Brief - Copy out each of the following rows word for word, keeping every character unchanged.
───── Supplied data
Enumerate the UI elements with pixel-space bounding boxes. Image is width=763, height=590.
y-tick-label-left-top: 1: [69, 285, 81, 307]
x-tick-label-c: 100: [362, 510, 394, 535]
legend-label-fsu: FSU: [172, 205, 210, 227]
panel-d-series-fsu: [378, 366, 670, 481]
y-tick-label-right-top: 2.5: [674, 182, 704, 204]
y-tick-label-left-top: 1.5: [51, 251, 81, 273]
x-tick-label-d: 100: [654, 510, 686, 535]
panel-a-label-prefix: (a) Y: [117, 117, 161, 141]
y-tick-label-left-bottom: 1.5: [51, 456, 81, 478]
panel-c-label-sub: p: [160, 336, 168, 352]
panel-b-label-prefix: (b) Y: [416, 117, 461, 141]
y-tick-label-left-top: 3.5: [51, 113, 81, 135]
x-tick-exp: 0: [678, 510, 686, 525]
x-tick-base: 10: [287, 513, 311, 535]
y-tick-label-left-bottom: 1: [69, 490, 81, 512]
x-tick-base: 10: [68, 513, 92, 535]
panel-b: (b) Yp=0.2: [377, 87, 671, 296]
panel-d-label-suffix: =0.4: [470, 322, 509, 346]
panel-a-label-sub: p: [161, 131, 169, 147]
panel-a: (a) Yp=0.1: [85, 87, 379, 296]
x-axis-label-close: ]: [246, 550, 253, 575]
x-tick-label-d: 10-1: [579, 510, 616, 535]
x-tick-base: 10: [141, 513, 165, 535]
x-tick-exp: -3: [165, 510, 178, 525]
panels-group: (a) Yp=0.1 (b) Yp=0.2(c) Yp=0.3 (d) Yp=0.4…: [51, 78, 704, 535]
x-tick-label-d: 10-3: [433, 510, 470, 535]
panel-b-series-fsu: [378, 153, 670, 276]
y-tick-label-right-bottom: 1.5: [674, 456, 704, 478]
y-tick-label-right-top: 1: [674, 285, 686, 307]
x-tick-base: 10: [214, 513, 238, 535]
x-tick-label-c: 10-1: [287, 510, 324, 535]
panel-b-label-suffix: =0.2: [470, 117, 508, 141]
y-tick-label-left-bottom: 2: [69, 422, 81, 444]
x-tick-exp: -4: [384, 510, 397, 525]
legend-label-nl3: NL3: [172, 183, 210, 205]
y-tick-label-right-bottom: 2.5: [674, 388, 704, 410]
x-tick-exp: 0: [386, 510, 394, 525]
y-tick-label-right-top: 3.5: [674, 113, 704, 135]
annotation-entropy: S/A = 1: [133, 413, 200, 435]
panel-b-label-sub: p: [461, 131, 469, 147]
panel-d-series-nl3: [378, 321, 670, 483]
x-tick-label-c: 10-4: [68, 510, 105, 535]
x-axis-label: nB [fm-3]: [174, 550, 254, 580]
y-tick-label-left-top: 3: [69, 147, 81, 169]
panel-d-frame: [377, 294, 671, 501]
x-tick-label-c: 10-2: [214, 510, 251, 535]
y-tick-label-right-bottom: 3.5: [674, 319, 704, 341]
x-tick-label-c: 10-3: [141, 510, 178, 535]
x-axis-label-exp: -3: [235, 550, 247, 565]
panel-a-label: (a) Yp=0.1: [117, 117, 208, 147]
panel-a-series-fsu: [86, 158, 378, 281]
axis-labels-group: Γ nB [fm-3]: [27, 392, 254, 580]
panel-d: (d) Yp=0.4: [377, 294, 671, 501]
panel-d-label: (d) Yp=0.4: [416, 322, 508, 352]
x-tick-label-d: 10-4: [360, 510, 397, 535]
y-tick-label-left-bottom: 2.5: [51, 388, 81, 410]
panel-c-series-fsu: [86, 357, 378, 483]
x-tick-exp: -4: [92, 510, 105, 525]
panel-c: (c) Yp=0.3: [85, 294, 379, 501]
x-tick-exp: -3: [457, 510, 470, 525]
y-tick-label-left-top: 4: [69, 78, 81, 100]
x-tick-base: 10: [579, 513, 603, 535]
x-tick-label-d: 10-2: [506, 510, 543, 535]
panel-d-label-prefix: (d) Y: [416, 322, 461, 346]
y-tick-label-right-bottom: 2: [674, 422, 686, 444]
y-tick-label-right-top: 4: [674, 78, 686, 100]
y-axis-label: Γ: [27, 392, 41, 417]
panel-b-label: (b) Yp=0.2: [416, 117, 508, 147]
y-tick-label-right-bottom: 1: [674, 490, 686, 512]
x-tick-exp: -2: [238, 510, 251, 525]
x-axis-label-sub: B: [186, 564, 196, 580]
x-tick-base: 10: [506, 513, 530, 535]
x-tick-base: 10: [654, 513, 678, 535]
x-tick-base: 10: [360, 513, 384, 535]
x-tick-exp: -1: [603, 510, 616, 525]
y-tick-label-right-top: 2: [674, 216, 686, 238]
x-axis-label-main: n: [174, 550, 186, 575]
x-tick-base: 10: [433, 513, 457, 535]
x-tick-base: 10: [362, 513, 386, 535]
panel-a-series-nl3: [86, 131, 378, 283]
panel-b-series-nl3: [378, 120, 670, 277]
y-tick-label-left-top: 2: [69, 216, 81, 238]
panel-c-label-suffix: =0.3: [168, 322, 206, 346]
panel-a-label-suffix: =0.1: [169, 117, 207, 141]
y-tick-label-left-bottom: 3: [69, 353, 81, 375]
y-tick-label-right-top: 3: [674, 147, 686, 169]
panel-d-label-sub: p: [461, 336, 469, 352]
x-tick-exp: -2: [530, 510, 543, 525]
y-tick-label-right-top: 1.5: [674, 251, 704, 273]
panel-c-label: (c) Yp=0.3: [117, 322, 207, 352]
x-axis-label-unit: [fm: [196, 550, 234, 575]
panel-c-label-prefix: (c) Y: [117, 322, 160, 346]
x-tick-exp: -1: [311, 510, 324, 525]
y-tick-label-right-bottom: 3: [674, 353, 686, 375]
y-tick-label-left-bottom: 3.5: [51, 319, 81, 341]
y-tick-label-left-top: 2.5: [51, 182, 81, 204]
──────────
Response for this exercise -
Enumerate the UI elements with pixel-space bounding boxes. Image is width=763, height=590.
y-tick-label-left-top: 1: [69, 285, 81, 307]
x-tick-label-c: 100: [362, 510, 394, 535]
legend-label-fsu: FSU: [172, 205, 210, 227]
panel-d-series-fsu: [378, 366, 670, 481]
y-tick-label-right-top: 2.5: [674, 182, 704, 204]
y-tick-label-left-top: 1.5: [51, 251, 81, 273]
x-tick-label-d: 100: [654, 510, 686, 535]
panel-a-label-prefix: (a) Y: [117, 117, 161, 141]
y-tick-label-left-bottom: 1.5: [51, 456, 81, 478]
panel-c-label-sub: p: [160, 336, 168, 352]
panel-b-label-prefix: (b) Y: [416, 117, 461, 141]
y-tick-label-left-top: 3.5: [51, 113, 81, 135]
x-tick-exp: 0: [678, 510, 686, 525]
x-tick-base: 10: [287, 513, 311, 535]
y-tick-label-left-bottom: 1: [69, 490, 81, 512]
x-tick-base: 10: [68, 513, 92, 535]
panel-b: (b) Yp=0.2: [377, 87, 671, 296]
panel-d-label-suffix: =0.4: [470, 322, 509, 346]
panel-a-label-sub: p: [161, 131, 169, 147]
panel-a: (a) Yp=0.1: [85, 87, 379, 296]
x-axis-label-close: ]: [246, 550, 253, 575]
x-tick-label-d: 10-1: [579, 510, 616, 535]
x-tick-base: 10: [141, 513, 165, 535]
x-tick-exp: -3: [165, 510, 178, 525]
panels-group: (a) Yp=0.1 (b) Yp=0.2(c) Yp=0.3 (d) Yp=0.4…: [51, 78, 704, 535]
x-tick-label-d: 10-3: [433, 510, 470, 535]
panel-b-series-fsu: [378, 153, 670, 276]
y-tick-label-right-bottom: 1.5: [674, 456, 704, 478]
y-tick-label-right-top: 1: [674, 285, 686, 307]
x-tick-base: 10: [214, 513, 238, 535]
x-tick-label-c: 10-1: [287, 510, 324, 535]
panel-b-label-suffix: =0.2: [470, 117, 508, 141]
y-tick-label-left-bottom: 2: [69, 422, 81, 444]
x-tick-exp: -4: [384, 510, 397, 525]
legend-label-nl3: NL3: [172, 183, 210, 205]
y-tick-label-right-bottom: 2.5: [674, 388, 704, 410]
x-tick-exp: 0: [386, 510, 394, 525]
y-tick-label-right-top: 3.5: [674, 113, 704, 135]
annotation-entropy: S/A = 1: [133, 413, 200, 435]
panel-b-label-sub: p: [461, 131, 469, 147]
panel-d-series-nl3: [378, 321, 670, 483]
x-tick-label-c: 10-4: [68, 510, 105, 535]
x-axis-label: nB [fm-3]: [174, 550, 254, 580]
y-tick-label-left-top: 3: [69, 147, 81, 169]
panel-d-frame: [377, 294, 671, 501]
x-tick-label-c: 10-2: [214, 510, 251, 535]
y-tick-label-right-bottom: 3.5: [674, 319, 704, 341]
x-tick-label-c: 10-3: [141, 510, 178, 535]
x-axis-label-exp: -3: [235, 550, 247, 565]
panel-a-label: (a) Yp=0.1: [117, 117, 208, 147]
panel-a-series-fsu: [86, 158, 378, 281]
axis-labels-group: Γ nB [fm-3]: [27, 392, 254, 580]
panel-d: (d) Yp=0.4: [377, 294, 671, 501]
panel-d-label: (d) Yp=0.4: [416, 322, 508, 352]
x-tick-label-d: 10-4: [360, 510, 397, 535]
y-tick-label-left-bottom: 2.5: [51, 388, 81, 410]
panel-c-series-fsu: [86, 357, 378, 483]
x-tick-exp: -4: [92, 510, 105, 525]
panel-c: (c) Yp=0.3: [85, 294, 379, 501]
x-tick-exp: -3: [457, 510, 470, 525]
y-tick-label-left-top: 4: [69, 78, 81, 100]
x-tick-base: 10: [579, 513, 603, 535]
x-tick-label-d: 10-2: [506, 510, 543, 535]
panel-d-label-prefix: (d) Y: [416, 322, 461, 346]
y-tick-label-right-bottom: 2: [674, 422, 686, 444]
y-tick-label-right-top: 4: [674, 78, 686, 100]
y-axis-label: Γ: [27, 392, 41, 417]
panel-b-label: (b) Yp=0.2: [416, 117, 508, 147]
y-tick-label-right-bottom: 1: [674, 490, 686, 512]
x-tick-exp: -2: [238, 510, 251, 525]
x-axis-label-sub: B: [186, 564, 196, 580]
x-tick-base: 10: [506, 513, 530, 535]
x-tick-base: 10: [654, 513, 678, 535]
x-tick-base: 10: [360, 513, 384, 535]
x-tick-exp: -1: [603, 510, 616, 525]
y-tick-label-right-top: 2: [674, 216, 686, 238]
x-axis-label-main: n: [174, 550, 186, 575]
x-tick-base: 10: [433, 513, 457, 535]
x-tick-base: 10: [362, 513, 386, 535]
panel-a-series-nl3: [86, 131, 378, 283]
panel-b-series-nl3: [378, 120, 670, 277]
y-tick-label-left-top: 2: [69, 216, 81, 238]
panel-c-label-suffix: =0.3: [168, 322, 206, 346]
panel-a-label-suffix: =0.1: [169, 117, 207, 141]
y-tick-label-left-bottom: 3: [69, 353, 81, 375]
y-tick-label-right-top: 3: [674, 147, 686, 169]
panel-d-label-sub: p: [461, 336, 469, 352]
x-tick-exp: -2: [530, 510, 543, 525]
y-tick-label-right-top: 1.5: [674, 251, 704, 273]
panel-c-label: (c) Yp=0.3: [117, 322, 207, 352]
x-axis-label-unit: [fm: [196, 550, 234, 575]
panel-c-label-prefix: (c) Y: [117, 322, 160, 346]
x-tick-exp: -1: [311, 510, 324, 525]
y-tick-label-right-bottom: 3: [674, 353, 686, 375]
y-tick-label-left-bottom: 3.5: [51, 319, 81, 341]
y-tick-label-left-top: 2.5: [51, 182, 81, 204]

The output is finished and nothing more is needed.